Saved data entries
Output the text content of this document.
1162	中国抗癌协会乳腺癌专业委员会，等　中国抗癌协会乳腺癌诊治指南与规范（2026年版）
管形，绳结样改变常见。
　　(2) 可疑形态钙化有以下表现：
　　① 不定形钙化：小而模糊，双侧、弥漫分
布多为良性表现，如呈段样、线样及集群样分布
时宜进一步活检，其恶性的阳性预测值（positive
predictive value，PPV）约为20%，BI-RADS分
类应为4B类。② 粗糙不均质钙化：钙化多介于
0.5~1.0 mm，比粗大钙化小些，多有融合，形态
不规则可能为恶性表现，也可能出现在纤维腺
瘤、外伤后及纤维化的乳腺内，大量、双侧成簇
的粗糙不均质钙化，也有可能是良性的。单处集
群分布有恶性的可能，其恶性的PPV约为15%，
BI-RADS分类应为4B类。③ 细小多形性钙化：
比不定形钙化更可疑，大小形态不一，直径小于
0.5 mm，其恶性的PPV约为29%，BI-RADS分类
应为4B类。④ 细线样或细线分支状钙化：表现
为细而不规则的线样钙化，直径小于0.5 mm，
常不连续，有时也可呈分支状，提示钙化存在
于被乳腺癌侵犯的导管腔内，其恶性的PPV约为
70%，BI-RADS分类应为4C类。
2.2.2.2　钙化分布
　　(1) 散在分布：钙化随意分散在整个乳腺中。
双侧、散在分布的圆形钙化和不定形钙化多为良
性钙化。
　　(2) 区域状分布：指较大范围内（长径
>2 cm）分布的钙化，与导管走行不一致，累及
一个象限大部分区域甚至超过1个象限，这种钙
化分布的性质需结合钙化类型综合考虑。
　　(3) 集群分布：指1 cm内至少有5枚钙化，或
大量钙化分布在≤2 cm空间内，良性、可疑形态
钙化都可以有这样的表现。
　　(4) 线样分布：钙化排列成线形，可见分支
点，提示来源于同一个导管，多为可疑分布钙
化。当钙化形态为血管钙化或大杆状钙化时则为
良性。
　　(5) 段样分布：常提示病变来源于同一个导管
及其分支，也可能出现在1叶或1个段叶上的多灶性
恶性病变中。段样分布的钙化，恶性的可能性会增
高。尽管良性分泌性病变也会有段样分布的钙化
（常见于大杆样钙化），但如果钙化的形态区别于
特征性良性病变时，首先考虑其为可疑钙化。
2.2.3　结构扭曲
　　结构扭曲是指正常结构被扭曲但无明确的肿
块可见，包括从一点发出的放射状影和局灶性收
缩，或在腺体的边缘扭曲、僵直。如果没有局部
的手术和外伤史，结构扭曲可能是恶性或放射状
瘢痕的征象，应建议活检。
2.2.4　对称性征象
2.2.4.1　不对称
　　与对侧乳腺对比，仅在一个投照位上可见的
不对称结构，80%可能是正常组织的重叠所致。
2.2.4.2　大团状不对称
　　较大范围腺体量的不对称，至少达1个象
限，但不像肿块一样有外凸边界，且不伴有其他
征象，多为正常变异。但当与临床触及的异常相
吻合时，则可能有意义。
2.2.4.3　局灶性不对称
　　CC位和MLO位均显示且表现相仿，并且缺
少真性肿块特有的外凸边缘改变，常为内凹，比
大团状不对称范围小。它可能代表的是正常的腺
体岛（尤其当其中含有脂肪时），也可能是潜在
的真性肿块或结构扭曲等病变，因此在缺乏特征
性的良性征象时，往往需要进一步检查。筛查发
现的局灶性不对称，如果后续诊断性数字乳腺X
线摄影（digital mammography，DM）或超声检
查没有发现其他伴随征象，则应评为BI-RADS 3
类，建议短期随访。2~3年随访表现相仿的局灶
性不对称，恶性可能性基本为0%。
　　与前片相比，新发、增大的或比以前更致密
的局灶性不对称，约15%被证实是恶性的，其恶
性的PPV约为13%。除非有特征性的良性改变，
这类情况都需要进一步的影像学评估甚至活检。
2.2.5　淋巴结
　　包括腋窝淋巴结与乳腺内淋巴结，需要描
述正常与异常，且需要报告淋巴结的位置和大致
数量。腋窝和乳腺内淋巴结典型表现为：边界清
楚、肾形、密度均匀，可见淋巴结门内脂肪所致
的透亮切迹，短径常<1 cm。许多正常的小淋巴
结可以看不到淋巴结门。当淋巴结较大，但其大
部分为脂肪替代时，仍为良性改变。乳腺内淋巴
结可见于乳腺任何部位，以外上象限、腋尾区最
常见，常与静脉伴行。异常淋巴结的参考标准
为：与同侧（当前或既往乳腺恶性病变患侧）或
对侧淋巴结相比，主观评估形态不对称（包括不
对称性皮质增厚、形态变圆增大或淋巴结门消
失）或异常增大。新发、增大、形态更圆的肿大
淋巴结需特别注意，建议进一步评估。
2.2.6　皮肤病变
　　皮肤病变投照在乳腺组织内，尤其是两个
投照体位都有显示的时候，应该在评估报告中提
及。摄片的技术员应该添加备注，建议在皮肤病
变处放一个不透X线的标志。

■ WORK TO COMPLETE
Produce an exact copy of all the records.

■ COMPLETE ANSWER
Output the text content of this document.
1162	中国抗癌协会乳腺癌专业委员会，等　中国抗癌协会乳腺癌诊治指南与规范（2026年版）
管形，绳结样改变常见。
　　(2) 可疑形态钙化有以下表现：
　　① 不定形钙化：小而模糊，双侧、弥漫分
布多为良性表现，如呈段样、线样及集群样分布
时宜进一步活检，其恶性的阳性预测值（positive
predictive value，PPV）约为20%，BI-RADS分
类应为4B类。② 粗糙不均质钙化：钙化多介于
0.5~1.0 mm，比粗大钙化小些，多有融合，形态
不规则可能为恶性表现，也可能出现在纤维腺
瘤、外伤后及纤维化的乳腺内，大量、双侧成簇
的粗糙不均质钙化，也有可能是良性的。单处集
群分布有恶性的可能，其恶性的PPV约为15%，
BI-RADS分类应为4B类。③ 细小多形性钙化：
比不定形钙化更可疑，大小形态不一，直径小于
0.5 mm，其恶性的PPV约为29%，BI-RADS分类
应为4B类。④ 细线样或细线分支状钙化：表现
为细而不规则的线样钙化，直径小于0.5 mm，
常不连续，有时也可呈分支状，提示钙化存在
于被乳腺癌侵犯的导管腔内，其恶性的PPV约为
70%，BI-RADS分类应为4C类。
2.2.2.2　钙化分布
　　(1) 散在分布：钙化随意分散在整个乳腺中。
双侧、散在分布的圆形钙化和不定形钙化多为良
性钙化。
　　(2) 区域状分布：指较大范围内（长径
>2 cm）分布的钙化，与导管走行不一致，累及
一个象限大部分区域甚至超过1个象限，这种钙
化分布的性质需结合钙化类型综合考虑。
　　(3) 集群分布：指1 cm内至少有5枚钙化，或
大量钙化分布在≤2 cm空间内，良性、可疑形态
钙化都可以有这样的表现。
　　(4) 线样分布：钙化排列成线形，可见分支
点，提示来源于同一个导管，多为可疑分布钙
化。当钙化形态为血管钙化或大杆状钙化时则为
良性。
　　(5) 段样分布：常提示病变来源于同一个导管
及其分支，也可能出现在1叶或1个段叶上的多灶性
恶性病变中。段样分布的钙化，恶性的可能性会增
高。尽管良性分泌性病变也会有段样分布的钙化
（常见于大杆样钙化），但如果钙化的形态区别于
特征性良性病变时，首先考虑其为可疑钙化。
2.2.3　结构扭曲
　　结构扭曲是指正常结构被扭曲但无明确的肿
块可见，包括从一点发出的放射状影和局灶性收
缩，或在腺体的边缘扭曲、僵直。如果没有局部
的手术和外伤史，结构扭曲可能是恶性或放射状
瘢痕的征象，应建议活检。
2.2.4　对称性征象
2.2.4.1　不对称
　　与对侧乳腺对比，仅在一个投照位上可见的
不对称结构，80%可能是正常组织的重叠所致。
2.2.4.2　大团状不对称
　　较大范围腺体量的不对称，至少达1个象
限，但不像肿块一样有外凸边界，且不伴有其他
征象，多为正常变异。但当与临床触及的异常相
吻合时，则可能有意义。
2.2.4.3　局灶性不对称
　　CC位和MLO位均显示且表现相仿，并且缺
少真性肿块特有的外凸边缘改变，常为内凹，比
大团状不对称范围小。它可能代表的是正常的腺
体岛（尤其当其中含有脂肪时），也可能是潜在
的真性肿块或结构扭曲等病变，因此在缺乏特征
性的良性征象时，往往需要进一步检查。筛查发
现的局灶性不对称，如果后续诊断性数字乳腺X
线摄影（digital mammography，DM）或超声检
查没有发现其他伴随征象，则应评为BI-RADS 3
类，建议短期随访。2~3年随访表现相仿的局灶
性不对称，恶性可能性基本为0%。
　　与前片相比，新发、增大的或比以前更致密
的局灶性不对称，约15%被证实是恶性的，其恶
性的PPV约为13%。除非有特征性的良性改变，
这类情况都需要进一步的影像学评估甚至活检。
2.2.5　淋巴结
　　包括腋窝淋巴结与乳腺内淋巴结，需要描
述正常与异常，且需要报告淋巴结的位置和大致
数量。腋窝和乳腺内淋巴结典型表现为：边界清
楚、肾形、密度均匀，可见淋巴结门内脂肪所致
的透亮切迹，短径常<1 cm。许多正常的小淋巴
结可以看不到淋巴结门。当淋巴结较大，但其大
部分为脂肪替代时，仍为良性改变。乳腺内淋巴
结可见于乳腺任何部位，以外上象限、腋尾区最
常见，常与静脉伴行。异常淋巴结的参考标准
为：与同侧（当前或既往乳腺恶性病变患侧）或
对侧淋巴结相比，主观评估形态不对称（包括不
对称性皮质增厚、形态变圆增大或淋巴结门消
失）或异常增大。新发、增大、形态更圆的肿大
淋巴结需特别注意，建议进一步评估。
2.2.6　皮肤病变
　　皮肤病变投照在乳腺组织内，尤其是两个
投照体位都有显示的时候，应该在评估报告中提
及。摄片的技术员应该添加备注，建议在皮肤病
变处放一个不透X线的标志。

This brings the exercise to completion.